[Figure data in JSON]
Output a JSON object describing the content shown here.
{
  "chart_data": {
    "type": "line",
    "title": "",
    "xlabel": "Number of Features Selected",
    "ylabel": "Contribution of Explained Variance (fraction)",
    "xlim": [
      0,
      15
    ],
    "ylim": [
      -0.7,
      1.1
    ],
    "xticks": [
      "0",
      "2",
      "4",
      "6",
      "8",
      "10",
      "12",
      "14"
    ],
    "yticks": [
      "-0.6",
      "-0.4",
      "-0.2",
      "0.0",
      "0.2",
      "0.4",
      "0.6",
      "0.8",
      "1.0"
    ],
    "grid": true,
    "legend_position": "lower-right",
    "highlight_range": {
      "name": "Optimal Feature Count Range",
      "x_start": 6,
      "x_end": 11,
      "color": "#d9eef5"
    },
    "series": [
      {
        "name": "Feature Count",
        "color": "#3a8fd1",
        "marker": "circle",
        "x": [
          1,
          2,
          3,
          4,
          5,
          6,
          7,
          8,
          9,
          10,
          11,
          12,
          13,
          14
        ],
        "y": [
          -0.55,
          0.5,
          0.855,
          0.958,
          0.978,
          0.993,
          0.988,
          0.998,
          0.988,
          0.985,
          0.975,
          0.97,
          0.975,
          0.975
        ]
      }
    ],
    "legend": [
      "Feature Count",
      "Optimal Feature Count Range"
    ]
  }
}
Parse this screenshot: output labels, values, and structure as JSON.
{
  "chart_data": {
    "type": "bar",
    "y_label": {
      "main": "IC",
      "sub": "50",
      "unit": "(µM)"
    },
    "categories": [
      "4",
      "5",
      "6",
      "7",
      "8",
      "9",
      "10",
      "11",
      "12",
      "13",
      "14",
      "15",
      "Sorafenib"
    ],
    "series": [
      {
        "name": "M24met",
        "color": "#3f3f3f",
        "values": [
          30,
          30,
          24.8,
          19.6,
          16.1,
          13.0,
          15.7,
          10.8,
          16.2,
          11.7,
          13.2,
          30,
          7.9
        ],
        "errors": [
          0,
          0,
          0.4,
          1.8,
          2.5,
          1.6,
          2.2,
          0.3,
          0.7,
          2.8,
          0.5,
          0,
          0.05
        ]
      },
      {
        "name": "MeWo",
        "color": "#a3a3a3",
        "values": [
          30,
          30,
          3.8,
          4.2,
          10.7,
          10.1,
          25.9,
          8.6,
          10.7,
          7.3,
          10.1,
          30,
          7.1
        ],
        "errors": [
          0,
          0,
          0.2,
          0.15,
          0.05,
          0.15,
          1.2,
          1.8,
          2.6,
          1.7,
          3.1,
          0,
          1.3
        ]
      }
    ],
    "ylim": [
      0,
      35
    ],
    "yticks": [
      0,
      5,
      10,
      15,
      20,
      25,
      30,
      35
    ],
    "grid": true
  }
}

**STATED GOAL:** Write out the whole listing again, exactly as it stands.

**SOLUTION FOR THIS TASK:**
Output a JSON object describing the content shown here.
{
  "chart_data": {
    "type": "line",
    "title": "",
    "xlabel": "Number of Features Selected",
    "ylabel": "Contribution of Explained Variance (fraction)",
    "xlim": [
      0,
      15
    ],
    "ylim": [
      -0.7,
      1.1
    ],
    "xticks": [
      "0",
      "2",
      "4",
      "6",
      "8",
      "10",
      "12",
      "14"
    ],
    "yticks": [
      "-0.6",
      "-0.4",
      "-0.2",
      "0.0",
      "0.2",
      "0.4",
      "0.6",
      "0.8",
      "1.0"
    ],
    "grid": true,
    "legend_position": "lower-right",
    "highlight_range": {
      "name": "Optimal Feature Count Range",
      "x_start": 6,
      "x_end": 11,
      "color": "#d9eef5"
    },
    "series": [
      {
        "name": "Feature Count",
        "color": "#3a8fd1",
        "marker": "circle",
        "x": [
          1,
          2,
          3,
          4,
          5,
          6,
          7,
          8,
          9,
          10,
          11,
          12,
          13,
          14
        ],
        "y": [
          -0.55,
          0.5,
          0.855,
          0.958,
          0.978,
          0.993,
          0.988,
          0.998,
          0.988,
          0.985,
          0.975,
          0.97,
          0.975,
          0.975
        ]
      }
    ],
    "legend": [
      "Feature Count",
      "Optimal Feature Count Range"
    ]
  }
}
Parse this screenshot: output labels, values, and structure as JSON.
{
  "chart_data": {
    "type": "bar",
    "y_label": {
      "main": "IC",
      "sub": "50",
      "unit": "(µM)"
    },
    "categories": [
      "4",
      "5",
      "6",
      "7",
      "8",
      "9",
      "10",
      "11",
      "12",
      "13",
      "14",
      "15",
      "Sorafenib"
    ],
    "series": [
      {
        "name": "M24met",
        "color": "#3f3f3f",
        "values": [
          30,
          30,
          24.8,
          19.6,
          16.1,
          13.0,
          15.7,
          10.8,
          16.2,
          11.7,
          13.2,
          30,
          7.9
        ],
        "errors": [
          0,
          0,
          0.4,
          1.8,
          2.5,
          1.6,
          2.2,
          0.3,
          0.7,
          2.8,
          0.5,
          0,
          0.05
        ]
      },
      {
        "name": "MeWo",
        "color": "#a3a3a3",
        "values": [
          30,
          30,
          3.8,
          4.2,
          10.7,
          10.1,
          25.9,
          8.6,
          10.7,
          7.3,
          10.1,
          30,
          7.1
        ],
        "errors": [
          0,
          0,
          0.2,
          0.15,
          0.05,
          0.15,
          1.2,
          1.8,
          2.6,
          1.7,
          3.1,
          0,
          1.3
        ]
      }
    ],
    "ylim": [
      0,
      35
    ],
    "yticks": [
      0,
      5,
      10,
      15,
      20,
      25,
      30,
      35
    ],
    "grid": true
  }
}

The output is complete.